**WHAT THE EXERCISE ASKS**
Reproduce the rows from the first one through the row containing "scatter-point: [301, 302, 304, 304]", both included, substituting "bounding box" for "bbox" and leaving everything else unchanged.

**SOURCE MATERIAL**

----------

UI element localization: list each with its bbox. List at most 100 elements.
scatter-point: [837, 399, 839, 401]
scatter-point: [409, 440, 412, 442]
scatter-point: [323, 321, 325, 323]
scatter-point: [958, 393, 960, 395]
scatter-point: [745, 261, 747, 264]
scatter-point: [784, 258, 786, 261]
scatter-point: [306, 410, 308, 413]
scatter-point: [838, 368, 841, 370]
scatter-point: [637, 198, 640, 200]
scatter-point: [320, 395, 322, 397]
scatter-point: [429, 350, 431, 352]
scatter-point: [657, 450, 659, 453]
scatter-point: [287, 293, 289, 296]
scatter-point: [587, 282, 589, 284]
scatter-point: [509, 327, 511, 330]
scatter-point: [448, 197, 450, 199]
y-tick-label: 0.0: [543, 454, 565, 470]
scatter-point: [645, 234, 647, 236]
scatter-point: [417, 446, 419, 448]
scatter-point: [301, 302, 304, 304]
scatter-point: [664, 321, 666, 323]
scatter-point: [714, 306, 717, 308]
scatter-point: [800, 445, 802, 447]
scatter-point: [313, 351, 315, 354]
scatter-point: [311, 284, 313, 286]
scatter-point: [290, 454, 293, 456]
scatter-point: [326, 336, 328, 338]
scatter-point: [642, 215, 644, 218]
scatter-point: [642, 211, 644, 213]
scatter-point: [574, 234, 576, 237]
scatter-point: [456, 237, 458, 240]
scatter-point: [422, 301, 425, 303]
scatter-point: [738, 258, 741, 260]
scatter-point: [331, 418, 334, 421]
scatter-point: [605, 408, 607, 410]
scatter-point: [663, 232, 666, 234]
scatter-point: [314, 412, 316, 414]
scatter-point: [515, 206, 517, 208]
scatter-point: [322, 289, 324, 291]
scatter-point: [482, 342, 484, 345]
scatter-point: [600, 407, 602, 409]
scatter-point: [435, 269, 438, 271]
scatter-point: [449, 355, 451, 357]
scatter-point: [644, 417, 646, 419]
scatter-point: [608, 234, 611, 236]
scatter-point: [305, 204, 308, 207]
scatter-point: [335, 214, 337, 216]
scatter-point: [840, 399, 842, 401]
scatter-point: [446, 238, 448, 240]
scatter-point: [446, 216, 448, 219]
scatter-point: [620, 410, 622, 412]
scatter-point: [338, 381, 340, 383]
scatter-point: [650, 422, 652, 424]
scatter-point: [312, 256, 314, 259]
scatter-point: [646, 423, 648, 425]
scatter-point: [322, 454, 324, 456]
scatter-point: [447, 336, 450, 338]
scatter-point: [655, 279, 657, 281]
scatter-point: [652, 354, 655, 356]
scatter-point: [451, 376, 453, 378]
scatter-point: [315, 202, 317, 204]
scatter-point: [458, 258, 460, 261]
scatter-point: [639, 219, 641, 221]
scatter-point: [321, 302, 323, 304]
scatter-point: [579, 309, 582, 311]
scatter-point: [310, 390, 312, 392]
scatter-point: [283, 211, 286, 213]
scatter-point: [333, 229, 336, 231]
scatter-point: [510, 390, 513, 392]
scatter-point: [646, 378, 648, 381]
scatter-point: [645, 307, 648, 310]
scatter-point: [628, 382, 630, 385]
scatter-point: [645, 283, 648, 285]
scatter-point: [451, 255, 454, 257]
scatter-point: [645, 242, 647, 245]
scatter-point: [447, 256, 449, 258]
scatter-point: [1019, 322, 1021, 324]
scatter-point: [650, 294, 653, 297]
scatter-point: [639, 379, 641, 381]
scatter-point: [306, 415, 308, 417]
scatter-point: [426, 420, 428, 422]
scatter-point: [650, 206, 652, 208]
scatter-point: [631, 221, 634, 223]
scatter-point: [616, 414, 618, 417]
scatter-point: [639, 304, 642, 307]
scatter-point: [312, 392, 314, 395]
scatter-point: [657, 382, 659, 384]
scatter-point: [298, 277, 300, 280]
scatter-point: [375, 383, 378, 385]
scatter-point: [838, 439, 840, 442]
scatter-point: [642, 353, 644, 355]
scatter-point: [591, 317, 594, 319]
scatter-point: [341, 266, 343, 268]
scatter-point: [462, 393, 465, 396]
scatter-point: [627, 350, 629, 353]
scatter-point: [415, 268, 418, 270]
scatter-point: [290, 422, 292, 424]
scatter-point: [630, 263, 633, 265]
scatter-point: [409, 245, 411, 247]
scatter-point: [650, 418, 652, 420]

----------

**FINISHED EXERCISE**
UI element localization: list each with its bounding box. List at most 100 elements.
scatter-point: [837, 399, 839, 401]
scatter-point: [409, 440, 412, 442]
scatter-point: [323, 321, 325, 323]
scatter-point: [958, 393, 960, 395]
scatter-point: [745, 261, 747, 264]
scatter-point: [784, 258, 786, 261]
scatter-point: [306, 410, 308, 413]
scatter-point: [838, 368, 841, 370]
scatter-point: [637, 198, 640, 200]
scatter-point: [320, 395, 322, 397]
scatter-point: [429, 350, 431, 352]
scatter-point: [657, 450, 659, 453]
scatter-point: [287, 293, 289, 296]
scatter-point: [587, 282, 589, 284]
scatter-point: [509, 327, 511, 330]
scatter-point: [448, 197, 450, 199]
y-tick-label: 0.0: [543, 454, 565, 470]
scatter-point: [645, 234, 647, 236]
scatter-point: [417, 446, 419, 448]
scatter-point: [301, 302, 304, 304]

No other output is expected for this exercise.